_GOAL OF THE EXERCISE_
Give the data a second time, exactly and in full.

[Stored data entries]
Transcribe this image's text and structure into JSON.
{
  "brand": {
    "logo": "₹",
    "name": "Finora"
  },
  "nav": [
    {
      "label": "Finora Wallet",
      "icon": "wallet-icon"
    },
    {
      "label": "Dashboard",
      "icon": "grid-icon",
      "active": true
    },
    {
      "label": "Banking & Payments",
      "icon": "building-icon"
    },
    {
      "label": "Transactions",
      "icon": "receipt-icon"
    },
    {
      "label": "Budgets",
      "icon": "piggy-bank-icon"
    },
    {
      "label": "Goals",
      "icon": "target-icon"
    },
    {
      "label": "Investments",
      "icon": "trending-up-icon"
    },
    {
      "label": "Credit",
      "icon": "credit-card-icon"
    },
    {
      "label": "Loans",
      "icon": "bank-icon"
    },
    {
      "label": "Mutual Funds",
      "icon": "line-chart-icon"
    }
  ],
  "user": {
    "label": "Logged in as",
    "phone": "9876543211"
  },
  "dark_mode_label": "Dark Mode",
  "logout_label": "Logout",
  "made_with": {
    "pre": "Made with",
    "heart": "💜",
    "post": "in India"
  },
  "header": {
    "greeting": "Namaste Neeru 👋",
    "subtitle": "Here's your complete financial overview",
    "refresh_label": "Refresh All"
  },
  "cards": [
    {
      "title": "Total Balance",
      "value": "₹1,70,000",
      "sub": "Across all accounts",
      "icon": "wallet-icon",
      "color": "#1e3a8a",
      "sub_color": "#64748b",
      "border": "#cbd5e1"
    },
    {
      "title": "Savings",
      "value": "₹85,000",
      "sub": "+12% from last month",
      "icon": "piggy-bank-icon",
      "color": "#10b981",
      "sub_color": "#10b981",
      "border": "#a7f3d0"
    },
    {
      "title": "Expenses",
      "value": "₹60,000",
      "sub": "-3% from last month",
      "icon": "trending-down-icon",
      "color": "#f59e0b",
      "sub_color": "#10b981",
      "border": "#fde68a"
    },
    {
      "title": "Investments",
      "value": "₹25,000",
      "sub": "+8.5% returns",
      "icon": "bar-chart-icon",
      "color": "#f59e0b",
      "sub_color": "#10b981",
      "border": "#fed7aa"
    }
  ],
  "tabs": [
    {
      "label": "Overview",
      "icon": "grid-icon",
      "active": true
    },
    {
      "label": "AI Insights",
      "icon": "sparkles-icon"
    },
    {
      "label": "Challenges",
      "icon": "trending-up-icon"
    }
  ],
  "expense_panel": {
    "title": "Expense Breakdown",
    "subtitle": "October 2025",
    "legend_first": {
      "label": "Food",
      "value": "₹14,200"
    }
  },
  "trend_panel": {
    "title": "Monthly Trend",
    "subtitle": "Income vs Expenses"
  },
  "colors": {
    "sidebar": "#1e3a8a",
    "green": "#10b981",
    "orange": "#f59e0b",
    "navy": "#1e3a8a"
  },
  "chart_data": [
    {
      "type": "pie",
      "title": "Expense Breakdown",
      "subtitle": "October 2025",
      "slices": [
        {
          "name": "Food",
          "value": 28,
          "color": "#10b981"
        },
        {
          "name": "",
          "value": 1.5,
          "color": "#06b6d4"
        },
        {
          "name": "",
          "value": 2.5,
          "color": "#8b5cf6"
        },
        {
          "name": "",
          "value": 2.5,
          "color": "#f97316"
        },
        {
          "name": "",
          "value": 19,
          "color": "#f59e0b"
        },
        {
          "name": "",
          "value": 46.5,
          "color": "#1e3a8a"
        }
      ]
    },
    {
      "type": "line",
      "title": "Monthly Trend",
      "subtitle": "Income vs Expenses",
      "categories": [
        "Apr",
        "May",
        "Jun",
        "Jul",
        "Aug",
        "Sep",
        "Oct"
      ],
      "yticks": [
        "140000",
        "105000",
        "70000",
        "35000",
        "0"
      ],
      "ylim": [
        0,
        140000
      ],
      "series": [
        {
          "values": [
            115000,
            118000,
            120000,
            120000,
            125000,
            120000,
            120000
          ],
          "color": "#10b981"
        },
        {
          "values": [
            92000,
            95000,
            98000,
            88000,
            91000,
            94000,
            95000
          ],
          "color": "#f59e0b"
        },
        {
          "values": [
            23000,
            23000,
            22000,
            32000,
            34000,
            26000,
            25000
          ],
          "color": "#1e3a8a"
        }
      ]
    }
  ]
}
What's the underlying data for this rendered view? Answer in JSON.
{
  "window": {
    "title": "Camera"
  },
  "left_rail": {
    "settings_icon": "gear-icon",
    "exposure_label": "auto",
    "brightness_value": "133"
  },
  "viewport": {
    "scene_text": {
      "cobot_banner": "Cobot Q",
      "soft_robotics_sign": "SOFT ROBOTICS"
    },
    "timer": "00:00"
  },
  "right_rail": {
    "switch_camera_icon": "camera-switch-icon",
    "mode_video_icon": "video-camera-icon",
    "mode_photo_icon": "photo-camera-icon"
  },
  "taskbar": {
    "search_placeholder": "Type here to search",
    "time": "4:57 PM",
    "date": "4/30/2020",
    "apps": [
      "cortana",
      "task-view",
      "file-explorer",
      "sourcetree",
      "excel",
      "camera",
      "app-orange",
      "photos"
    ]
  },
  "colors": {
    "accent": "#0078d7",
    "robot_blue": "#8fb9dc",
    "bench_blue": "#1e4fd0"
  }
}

_SOLUTION BELOW_
Transcribe this image's text and structure into JSON.
{
  "brand": {
    "logo": "₹",
    "name": "Finora"
  },
  "nav": [
    {
      "label": "Finora Wallet",
      "icon": "wallet-icon"
    },
    {
      "label": "Dashboard",
      "icon": "grid-icon",
      "active": true
    },
    {
      "label": "Banking & Payments",
      "icon": "building-icon"
    },
    {
      "label": "Transactions",
      "icon": "receipt-icon"
    },
    {
      "label": "Budgets",
      "icon": "piggy-bank-icon"
    },
    {
      "label": "Goals",
      "icon": "target-icon"
    },
    {
      "label": "Investments",
      "icon": "trending-up-icon"
    },
    {
      "label": "Credit",
      "icon": "credit-card-icon"
    },
    {
      "label": "Loans",
      "icon": "bank-icon"
    },
    {
      "label": "Mutual Funds",
      "icon": "line-chart-icon"
    }
  ],
  "user": {
    "label": "Logged in as",
    "phone": "9876543211"
  },
  "dark_mode_label": "Dark Mode",
  "logout_label": "Logout",
  "made_with": {
    "pre": "Made with",
    "heart": "💜",
    "post": "in India"
  },
  "header": {
    "greeting": "Namaste Neeru 👋",
    "subtitle": "Here's your complete financial overview",
    "refresh_label": "Refresh All"
  },
  "cards": [
    {
      "title": "Total Balance",
      "value": "₹1,70,000",
      "sub": "Across all accounts",
      "icon": "wallet-icon",
      "color": "#1e3a8a",
      "sub_color": "#64748b",
      "border": "#cbd5e1"
    },
    {
      "title": "Savings",
      "value": "₹85,000",
      "sub": "+12% from last month",
      "icon": "piggy-bank-icon",
      "color": "#10b981",
      "sub_color": "#10b981",
      "border": "#a7f3d0"
    },
    {
      "title": "Expenses",
      "value": "₹60,000",
      "sub": "-3% from last month",
      "icon": "trending-down-icon",
      "color": "#f59e0b",
      "sub_color": "#10b981",
      "border": "#fde68a"
    },
    {
      "title": "Investments",
      "value": "₹25,000",
      "sub": "+8.5% returns",
      "icon": "bar-chart-icon",
      "color": "#f59e0b",
      "sub_color": "#10b981",
      "border": "#fed7aa"
    }
  ],
  "tabs": [
    {
      "label": "Overview",
      "icon": "grid-icon",
      "active": true
    },
    {
      "label": "AI Insights",
      "icon": "sparkles-icon"
    },
    {
      "label": "Challenges",
      "icon": "trending-up-icon"
    }
  ],
  "expense_panel": {
    "title": "Expense Breakdown",
    "subtitle": "October 2025",
    "legend_first": {
      "label": "Food",
      "value": "₹14,200"
    }
  },
  "trend_panel": {
    "title": "Monthly Trend",
    "subtitle": "Income vs Expenses"
  },
  "colors": {
    "sidebar": "#1e3a8a",
    "green": "#10b981",
    "orange": "#f59e0b",
    "navy": "#1e3a8a"
  },
  "chart_data": [
    {
      "type": "pie",
      "title": "Expense Breakdown",
      "subtitle": "October 2025",
      "slices": [
        {
          "name": "Food",
          "value": 28,
          "color": "#10b981"
        },
        {
          "name": "",
          "value": 1.5,
          "color": "#06b6d4"
        },
        {
          "name": "",
          "value": 2.5,
          "color": "#8b5cf6"
        },
        {
          "name": "",
          "value": 2.5,
          "color": "#f97316"
        },
        {
          "name": "",
          "value": 19,
          "color": "#f59e0b"
        },
        {
          "name": "",
          "value": 46.5,
          "color": "#1e3a8a"
        }
      ]
    },
    {
      "type": "line",
      "title": "Monthly Trend",
      "subtitle": "Income vs Expenses",
      "categories": [
        "Apr",
        "May",
        "Jun",
        "Jul",
        "Aug",
        "Sep",
        "Oct"
      ],
      "yticks": [
        "140000",
        "105000",
        "70000",
        "35000",
        "0"
      ],
      "ylim": [
        0,
        140000
      ],
      "series": [
        {
          "values": [
            115000,
            118000,
            120000,
            120000,
            125000,
            120000,
            120000
          ],
          "color": "#10b981"
        },
        {
          "values": [
            92000,
            95000,
            98000,
            88000,
            91000,
            94000,
            95000
          ],
          "color": "#f59e0b"
        },
        {
          "values": [
            23000,
            23000,
            22000,
            32000,
            34000,
            26000,
            25000
          ],
          "color": "#1e3a8a"
        }
      ]
    }
  ]
}
What's the underlying data for this rendered view? Answer in JSON.
{
  "window": {
    "title": "Camera"
  },
  "left_rail": {
    "settings_icon": "gear-icon",
    "exposure_label": "auto",
    "brightness_value": "133"
  },
  "viewport": {
    "scene_text": {
      "cobot_banner": "Cobot Q",
      "soft_robotics_sign": "SOFT ROBOTICS"
    },
    "timer": "00:00"
  },
  "right_rail": {
    "switch_camera_icon": "camera-switch-icon",
    "mode_video_icon": "video-camera-icon",
    "mode_photo_icon": "photo-camera-icon"
  },
  "taskbar": {
    "search_placeholder": "Type here to search",
    "time": "4:57 PM",
    "date": "4/30/2020",
    "apps": [
      "cortana",
      "task-view",
      "file-explorer",
      "sourcetree",
      "excel",
      "camera",
      "app-orange",
      "photos"
    ]
  },
  "colors": {
    "accent": "#0078d7",
    "robot_blue": "#8fb9dc",
    "bench_blue": "#1e4fd0"
  }
}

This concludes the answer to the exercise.